(Data tied to figure images)

§ §

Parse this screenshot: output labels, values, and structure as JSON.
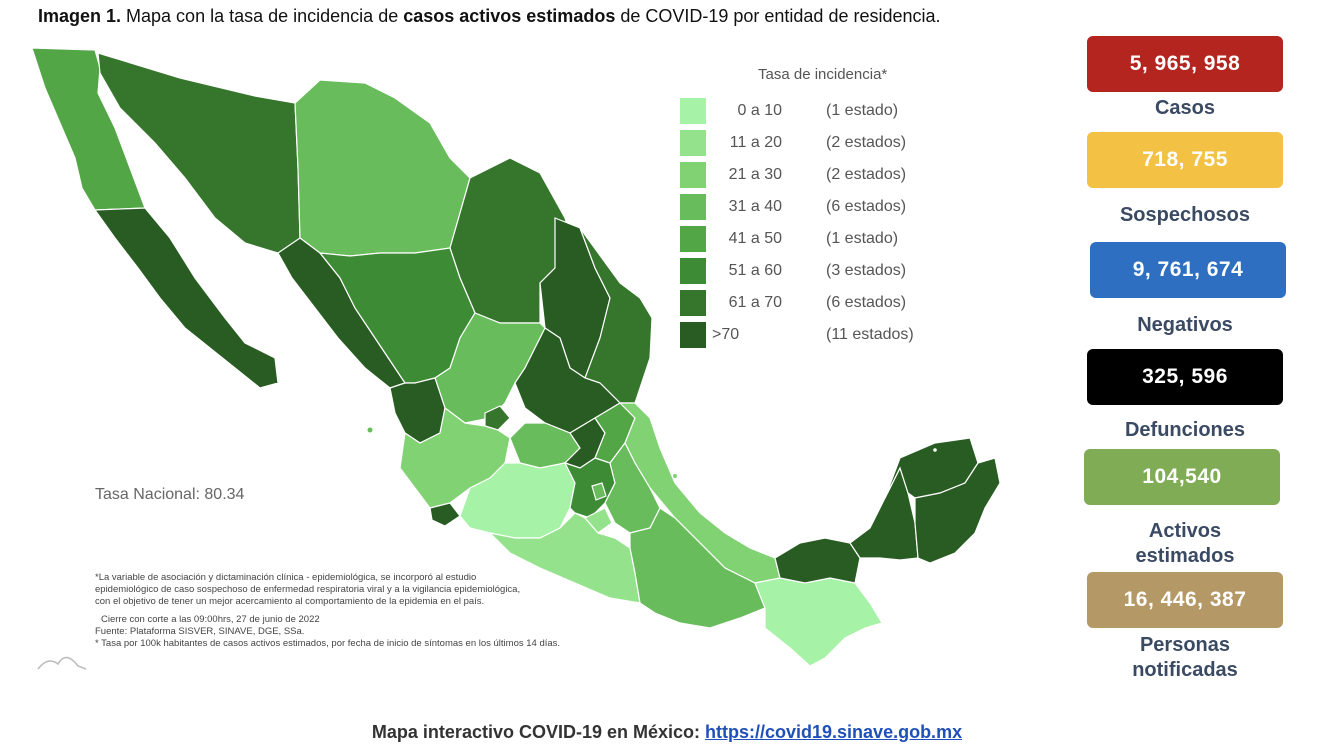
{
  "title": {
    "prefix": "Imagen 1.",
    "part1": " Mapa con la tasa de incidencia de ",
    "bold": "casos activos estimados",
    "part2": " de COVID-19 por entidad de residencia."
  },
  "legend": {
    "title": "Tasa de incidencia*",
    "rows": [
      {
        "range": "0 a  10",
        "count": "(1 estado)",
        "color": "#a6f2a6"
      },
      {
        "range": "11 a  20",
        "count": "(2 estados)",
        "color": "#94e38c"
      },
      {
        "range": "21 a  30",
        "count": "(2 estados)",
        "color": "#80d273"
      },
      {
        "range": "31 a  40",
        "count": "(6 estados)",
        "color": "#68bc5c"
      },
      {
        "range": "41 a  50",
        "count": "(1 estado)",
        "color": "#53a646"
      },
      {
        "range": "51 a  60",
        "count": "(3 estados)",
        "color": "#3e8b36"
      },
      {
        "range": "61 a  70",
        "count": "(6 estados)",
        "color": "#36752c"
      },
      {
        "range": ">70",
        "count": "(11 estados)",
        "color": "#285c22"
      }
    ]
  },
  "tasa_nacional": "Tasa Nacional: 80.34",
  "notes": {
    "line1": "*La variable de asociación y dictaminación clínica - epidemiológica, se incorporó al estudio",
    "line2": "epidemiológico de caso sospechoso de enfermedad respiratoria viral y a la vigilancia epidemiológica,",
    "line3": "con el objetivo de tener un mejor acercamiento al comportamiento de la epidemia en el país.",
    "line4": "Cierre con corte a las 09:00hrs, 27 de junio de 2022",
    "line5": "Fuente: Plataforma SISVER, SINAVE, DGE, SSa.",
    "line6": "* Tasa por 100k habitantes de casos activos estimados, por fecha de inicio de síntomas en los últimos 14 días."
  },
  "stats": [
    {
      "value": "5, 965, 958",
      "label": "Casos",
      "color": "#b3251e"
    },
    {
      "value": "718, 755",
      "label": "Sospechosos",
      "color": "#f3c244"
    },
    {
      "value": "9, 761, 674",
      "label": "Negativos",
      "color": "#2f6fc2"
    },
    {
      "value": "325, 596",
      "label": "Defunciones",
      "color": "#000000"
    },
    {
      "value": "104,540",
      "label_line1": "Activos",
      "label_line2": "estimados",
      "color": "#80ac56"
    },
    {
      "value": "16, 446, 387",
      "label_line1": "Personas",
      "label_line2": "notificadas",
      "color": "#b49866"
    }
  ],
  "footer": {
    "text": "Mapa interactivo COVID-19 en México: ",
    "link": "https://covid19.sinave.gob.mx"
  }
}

§ §

Across all the records above, how many lines hold the word "incidencia"? Answer with only that number.

• Reply:
2